Request: Which lines in the entries below contain the string "subentry"? Gather every such line, treating uppercase and lowercase as different.
[begin Records for the exercise]
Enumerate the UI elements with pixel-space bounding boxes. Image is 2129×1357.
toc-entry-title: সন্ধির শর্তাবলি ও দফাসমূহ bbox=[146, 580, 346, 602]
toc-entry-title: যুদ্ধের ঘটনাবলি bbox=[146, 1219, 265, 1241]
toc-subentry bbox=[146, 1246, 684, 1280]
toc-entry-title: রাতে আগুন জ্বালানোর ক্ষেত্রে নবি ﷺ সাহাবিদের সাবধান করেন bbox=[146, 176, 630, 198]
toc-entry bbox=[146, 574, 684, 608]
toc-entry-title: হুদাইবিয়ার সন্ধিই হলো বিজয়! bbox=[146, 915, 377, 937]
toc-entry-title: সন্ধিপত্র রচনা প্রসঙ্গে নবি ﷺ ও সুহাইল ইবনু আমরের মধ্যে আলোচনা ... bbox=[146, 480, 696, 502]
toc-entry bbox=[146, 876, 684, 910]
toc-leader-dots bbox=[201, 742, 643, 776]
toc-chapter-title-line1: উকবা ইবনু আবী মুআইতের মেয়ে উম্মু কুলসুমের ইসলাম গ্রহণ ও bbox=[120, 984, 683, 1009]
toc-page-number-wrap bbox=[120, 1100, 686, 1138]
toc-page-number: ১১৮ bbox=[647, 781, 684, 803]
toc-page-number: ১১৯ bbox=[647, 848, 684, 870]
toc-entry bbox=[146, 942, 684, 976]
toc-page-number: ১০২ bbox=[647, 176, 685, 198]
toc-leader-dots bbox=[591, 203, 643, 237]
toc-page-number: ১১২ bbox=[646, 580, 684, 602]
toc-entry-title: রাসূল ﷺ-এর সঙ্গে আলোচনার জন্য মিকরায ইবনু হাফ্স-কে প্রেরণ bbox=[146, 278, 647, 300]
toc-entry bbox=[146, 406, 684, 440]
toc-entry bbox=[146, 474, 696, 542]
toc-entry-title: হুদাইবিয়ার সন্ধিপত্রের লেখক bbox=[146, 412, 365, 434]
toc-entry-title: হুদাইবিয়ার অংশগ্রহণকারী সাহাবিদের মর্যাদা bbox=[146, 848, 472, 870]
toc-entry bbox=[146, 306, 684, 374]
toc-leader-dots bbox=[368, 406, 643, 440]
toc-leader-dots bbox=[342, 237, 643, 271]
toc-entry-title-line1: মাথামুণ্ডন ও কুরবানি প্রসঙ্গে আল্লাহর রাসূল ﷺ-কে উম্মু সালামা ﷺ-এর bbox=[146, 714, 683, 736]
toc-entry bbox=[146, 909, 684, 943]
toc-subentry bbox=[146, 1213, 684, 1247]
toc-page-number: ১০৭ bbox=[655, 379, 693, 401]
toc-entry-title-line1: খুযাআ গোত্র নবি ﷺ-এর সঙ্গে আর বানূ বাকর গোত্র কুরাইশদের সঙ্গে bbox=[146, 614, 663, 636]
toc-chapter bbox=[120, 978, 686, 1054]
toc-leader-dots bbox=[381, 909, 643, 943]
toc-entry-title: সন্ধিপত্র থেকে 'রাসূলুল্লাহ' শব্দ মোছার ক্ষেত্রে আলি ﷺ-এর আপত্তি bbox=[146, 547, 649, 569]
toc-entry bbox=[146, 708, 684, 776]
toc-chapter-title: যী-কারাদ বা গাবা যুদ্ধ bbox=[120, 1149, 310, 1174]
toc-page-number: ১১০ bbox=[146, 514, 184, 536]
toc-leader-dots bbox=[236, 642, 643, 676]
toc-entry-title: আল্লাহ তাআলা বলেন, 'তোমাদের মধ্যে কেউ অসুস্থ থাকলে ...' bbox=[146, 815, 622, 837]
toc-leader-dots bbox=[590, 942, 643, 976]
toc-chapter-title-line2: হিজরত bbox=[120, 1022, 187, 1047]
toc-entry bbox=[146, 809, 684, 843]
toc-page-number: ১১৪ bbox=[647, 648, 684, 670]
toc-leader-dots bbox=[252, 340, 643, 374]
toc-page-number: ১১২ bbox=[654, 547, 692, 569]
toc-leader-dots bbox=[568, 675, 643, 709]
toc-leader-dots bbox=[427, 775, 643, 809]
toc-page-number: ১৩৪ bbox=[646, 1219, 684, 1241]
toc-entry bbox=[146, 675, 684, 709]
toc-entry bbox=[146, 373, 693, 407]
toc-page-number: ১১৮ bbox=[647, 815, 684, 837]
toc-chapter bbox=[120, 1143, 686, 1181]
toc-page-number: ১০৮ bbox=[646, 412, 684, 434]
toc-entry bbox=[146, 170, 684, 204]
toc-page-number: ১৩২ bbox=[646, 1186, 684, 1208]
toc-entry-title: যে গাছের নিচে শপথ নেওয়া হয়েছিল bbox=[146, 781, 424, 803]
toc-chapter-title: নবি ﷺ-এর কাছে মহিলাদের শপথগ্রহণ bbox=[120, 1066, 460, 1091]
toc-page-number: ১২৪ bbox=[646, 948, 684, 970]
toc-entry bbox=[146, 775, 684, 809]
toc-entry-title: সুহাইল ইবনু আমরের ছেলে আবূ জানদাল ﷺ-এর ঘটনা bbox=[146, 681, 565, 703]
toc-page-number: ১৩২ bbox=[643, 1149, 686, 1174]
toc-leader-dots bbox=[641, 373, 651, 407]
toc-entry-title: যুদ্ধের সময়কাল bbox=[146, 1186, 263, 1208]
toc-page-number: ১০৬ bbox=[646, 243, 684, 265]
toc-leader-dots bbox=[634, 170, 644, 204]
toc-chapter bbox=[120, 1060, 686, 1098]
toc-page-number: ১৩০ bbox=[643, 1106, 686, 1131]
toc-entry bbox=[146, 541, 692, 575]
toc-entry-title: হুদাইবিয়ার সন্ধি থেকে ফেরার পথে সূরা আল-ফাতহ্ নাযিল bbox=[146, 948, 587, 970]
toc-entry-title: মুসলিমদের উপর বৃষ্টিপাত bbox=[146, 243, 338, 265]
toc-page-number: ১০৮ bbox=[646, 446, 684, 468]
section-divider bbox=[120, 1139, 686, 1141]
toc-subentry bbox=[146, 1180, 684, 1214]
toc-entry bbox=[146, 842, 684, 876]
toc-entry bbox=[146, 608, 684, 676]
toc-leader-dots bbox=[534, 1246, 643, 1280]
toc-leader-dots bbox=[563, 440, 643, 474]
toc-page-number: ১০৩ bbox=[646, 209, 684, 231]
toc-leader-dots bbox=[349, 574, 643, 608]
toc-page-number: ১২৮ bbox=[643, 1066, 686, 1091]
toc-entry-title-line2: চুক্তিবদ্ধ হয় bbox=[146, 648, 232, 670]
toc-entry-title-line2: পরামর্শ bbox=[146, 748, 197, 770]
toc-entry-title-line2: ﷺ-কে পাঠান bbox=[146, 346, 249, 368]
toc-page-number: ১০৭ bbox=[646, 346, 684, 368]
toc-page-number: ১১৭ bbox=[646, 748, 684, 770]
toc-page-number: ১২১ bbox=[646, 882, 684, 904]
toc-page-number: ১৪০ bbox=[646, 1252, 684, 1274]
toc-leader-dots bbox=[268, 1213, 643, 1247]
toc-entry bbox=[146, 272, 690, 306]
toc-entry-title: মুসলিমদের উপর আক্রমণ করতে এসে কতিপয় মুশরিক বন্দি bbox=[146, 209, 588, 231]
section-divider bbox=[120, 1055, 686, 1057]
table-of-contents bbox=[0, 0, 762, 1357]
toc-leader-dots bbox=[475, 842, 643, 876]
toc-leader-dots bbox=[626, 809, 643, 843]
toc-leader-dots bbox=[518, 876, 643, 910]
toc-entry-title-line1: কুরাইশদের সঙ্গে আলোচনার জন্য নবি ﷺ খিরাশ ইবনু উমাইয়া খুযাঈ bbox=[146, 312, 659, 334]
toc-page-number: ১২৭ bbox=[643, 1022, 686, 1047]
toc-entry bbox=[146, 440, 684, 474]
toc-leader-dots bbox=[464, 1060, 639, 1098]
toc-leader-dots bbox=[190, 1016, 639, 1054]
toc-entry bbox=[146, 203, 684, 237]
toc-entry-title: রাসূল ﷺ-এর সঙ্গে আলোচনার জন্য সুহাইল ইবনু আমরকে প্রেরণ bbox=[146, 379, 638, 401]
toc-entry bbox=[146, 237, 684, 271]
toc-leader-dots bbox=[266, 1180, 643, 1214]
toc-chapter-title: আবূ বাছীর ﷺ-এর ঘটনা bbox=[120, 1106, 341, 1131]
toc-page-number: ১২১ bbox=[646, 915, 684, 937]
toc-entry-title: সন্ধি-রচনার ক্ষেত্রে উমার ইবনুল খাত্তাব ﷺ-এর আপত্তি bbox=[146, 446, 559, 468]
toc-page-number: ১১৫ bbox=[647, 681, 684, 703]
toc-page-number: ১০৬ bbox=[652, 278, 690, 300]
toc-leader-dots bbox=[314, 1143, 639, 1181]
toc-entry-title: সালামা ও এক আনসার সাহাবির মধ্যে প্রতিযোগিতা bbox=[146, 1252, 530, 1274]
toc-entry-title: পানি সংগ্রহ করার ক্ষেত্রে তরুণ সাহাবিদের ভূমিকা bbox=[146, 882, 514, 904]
[end Records for the exercise]
Exercise result:
toc-subentry bbox=[146, 1246, 684, 1280]
toc-subentry bbox=[146, 1213, 684, 1247]
toc-subentry bbox=[146, 1180, 684, 1214]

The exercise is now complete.